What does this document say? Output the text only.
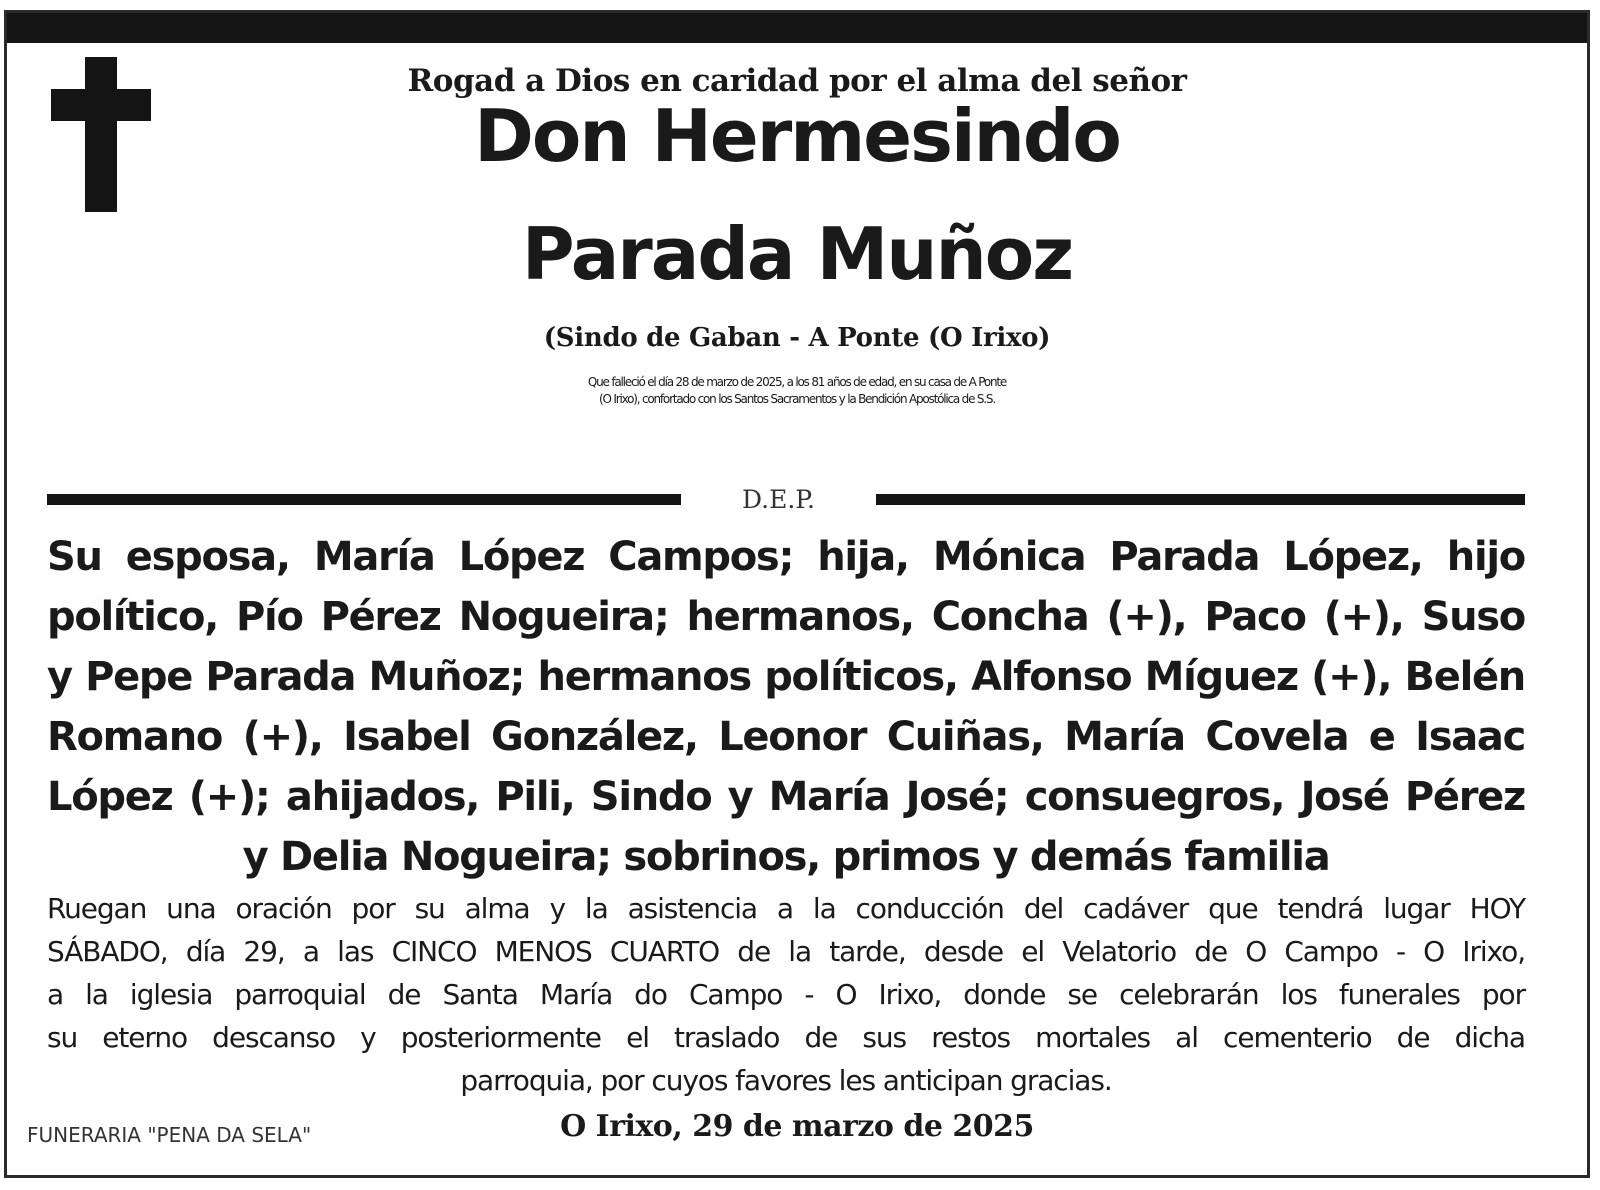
Rogad a Dios en caridad por el alma del señor
Don Hermesindo
Parada Muñoz
(Sindo de Gaban - A Ponte (O Irixo)
Que falleció el día 28 de marzo de 2025, a los 81 años de edad, en su casa de A Ponte
(O Irixo), confortado con los Santos Sacramentos y la Bendición Apostólica de S.S.
D.E.P.
Su esposa, María López Campos; hija, Mónica Parada López, hijo
político, Pío Pérez Nogueira; hermanos, Concha (+), Paco (+), Suso
y Pepe Parada Muñoz; hermanos políticos, Alfonso Míguez (+), Belén
Romano (+), Isabel González, Leonor Cuiñas, María Covela e Isaac
López (+); ahijados, Pili, Sindo y María José; consuegros, José Pérez
y Delia Nogueira; sobrinos, primos y demás familia
Ruegan una oración por su alma y la asistencia a la conducción del cadáver que tendrá lugar HOY
SÁBADO, día 29, a las CINCO MENOS CUARTO de la tarde, desde el Velatorio de O Campo - O Irixo,
a la iglesia parroquial de Santa María do Campo - O Irixo, donde se celebrarán los funerales por
su eterno descanso y posteriormente el traslado de sus restos mortales al cementerio de dicha
parroquia, por cuyos favores les anticipan gracias.
FUNERARIA "PENA DA SELA"	O Irixo, 29 de marzo de 2025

________________________

PROBLEM STATEMENT :: Select and copy every line from the records that includes the word "Pérez".

TASK OUTPUT ::
político, Pío Pérez Nogueira; hermanos, Concha (+), Paco (+), Suso
López (+); ahijados, Pili, Sindo y María José; consuegros, José Pérez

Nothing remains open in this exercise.